Write out all the lines again, precisely as they stand, but without the images.
## begin Exercise input
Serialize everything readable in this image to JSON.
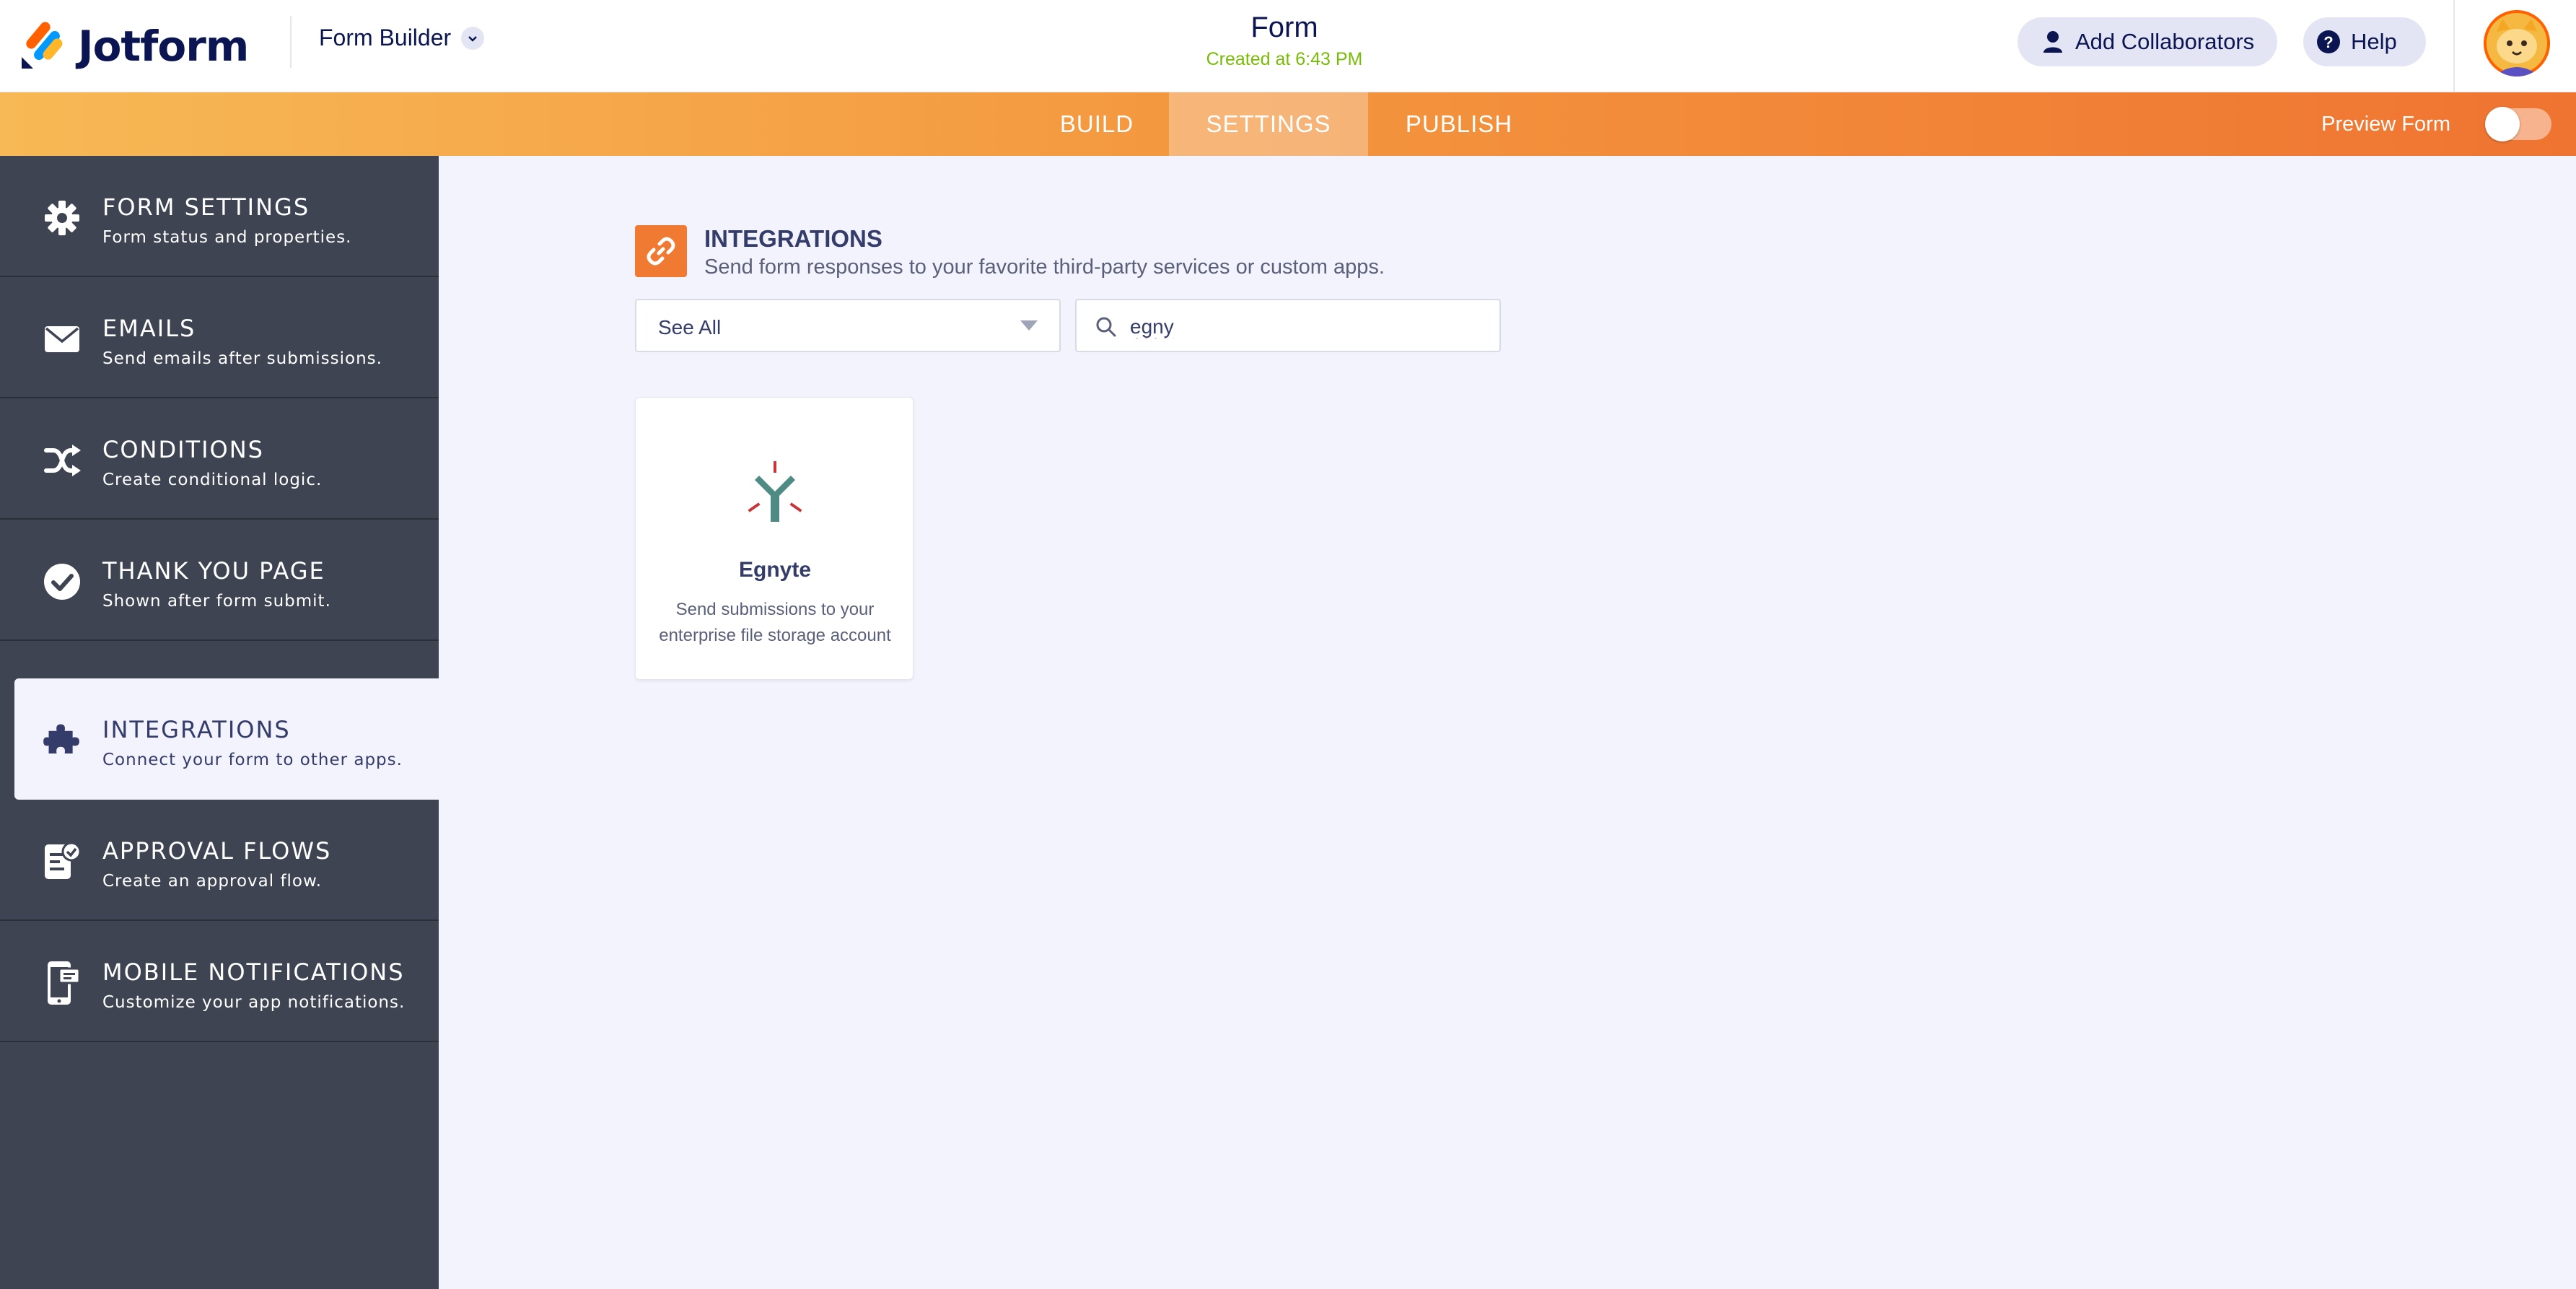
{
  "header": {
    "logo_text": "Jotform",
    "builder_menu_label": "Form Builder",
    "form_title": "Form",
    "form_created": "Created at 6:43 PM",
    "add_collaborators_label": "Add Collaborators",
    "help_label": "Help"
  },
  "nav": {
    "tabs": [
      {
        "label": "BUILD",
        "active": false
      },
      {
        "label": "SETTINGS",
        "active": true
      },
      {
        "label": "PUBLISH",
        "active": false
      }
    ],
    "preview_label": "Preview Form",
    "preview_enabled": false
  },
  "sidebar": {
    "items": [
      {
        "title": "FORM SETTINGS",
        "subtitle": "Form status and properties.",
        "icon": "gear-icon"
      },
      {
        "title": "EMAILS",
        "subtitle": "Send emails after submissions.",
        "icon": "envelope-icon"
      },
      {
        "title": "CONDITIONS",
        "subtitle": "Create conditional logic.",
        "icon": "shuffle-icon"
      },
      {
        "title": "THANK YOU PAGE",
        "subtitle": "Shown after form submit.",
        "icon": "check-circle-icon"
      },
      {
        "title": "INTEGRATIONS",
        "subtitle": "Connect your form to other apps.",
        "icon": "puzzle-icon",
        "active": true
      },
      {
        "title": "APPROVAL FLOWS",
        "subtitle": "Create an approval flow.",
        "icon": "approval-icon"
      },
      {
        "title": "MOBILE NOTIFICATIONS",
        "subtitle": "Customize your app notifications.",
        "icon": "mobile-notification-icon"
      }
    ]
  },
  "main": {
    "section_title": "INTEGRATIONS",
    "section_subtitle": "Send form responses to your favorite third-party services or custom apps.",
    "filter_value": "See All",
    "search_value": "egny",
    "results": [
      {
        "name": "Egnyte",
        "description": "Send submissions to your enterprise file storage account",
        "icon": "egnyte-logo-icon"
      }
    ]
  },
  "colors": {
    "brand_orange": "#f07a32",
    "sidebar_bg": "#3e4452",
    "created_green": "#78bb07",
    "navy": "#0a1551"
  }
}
## end Exercise input
■ **Answer for the task**:
Serialize everything readable in this image to JSON.
{
  "header": {
    "logo_text": "Jotform",
    "builder_menu_label": "Form Builder",
    "form_title": "Form",
    "form_created": "Created at 6:43 PM",
    "add_collaborators_label": "Add Collaborators",
    "help_label": "Help"
  },
  "nav": {
    "tabs": [
      {
        "label": "BUILD",
        "active": false
      },
      {
        "label": "SETTINGS",
        "active": true
      },
      {
        "label": "PUBLISH",
        "active": false
      }
    ],
    "preview_label": "Preview Form",
    "preview_enabled": false
  },
  "sidebar": {
    "items": [
      {
        "title": "FORM SETTINGS",
        "subtitle": "Form status and properties.",
        "icon": "gear-icon"
      },
      {
        "title": "EMAILS",
        "subtitle": "Send emails after submissions.",
        "icon": "envelope-icon"
      },
      {
        "title": "CONDITIONS",
        "subtitle": "Create conditional logic.",
        "icon": "shuffle-icon"
      },
      {
        "title": "THANK YOU PAGE",
        "subtitle": "Shown after form submit.",
        "icon": "check-circle-icon"
      },
      {
        "title": "INTEGRATIONS",
        "subtitle": "Connect your form to other apps.",
        "icon": "puzzle-icon",
        "active": true
      },
      {
        "title": "APPROVAL FLOWS",
        "subtitle": "Create an approval flow.",
        "icon": "approval-icon"
      },
      {
        "title": "MOBILE NOTIFICATIONS",
        "subtitle": "Customize your app notifications.",
        "icon": "mobile-notification-icon"
      }
    ]
  },
  "main": {
    "section_title": "INTEGRATIONS",
    "section_subtitle": "Send form responses to your favorite third-party services or custom apps.",
    "filter_value": "See All",
    "search_value": "egny",
    "results": [
      {
        "name": "Egnyte",
        "description": "Send submissions to your enterprise file storage account",
        "icon": "egnyte-logo-icon"
      }
    ]
  },
  "colors": {
    "brand_orange": "#f07a32",
    "sidebar_bg": "#3e4452",
    "created_green": "#78bb07",
    "navy": "#0a1551"
  }
}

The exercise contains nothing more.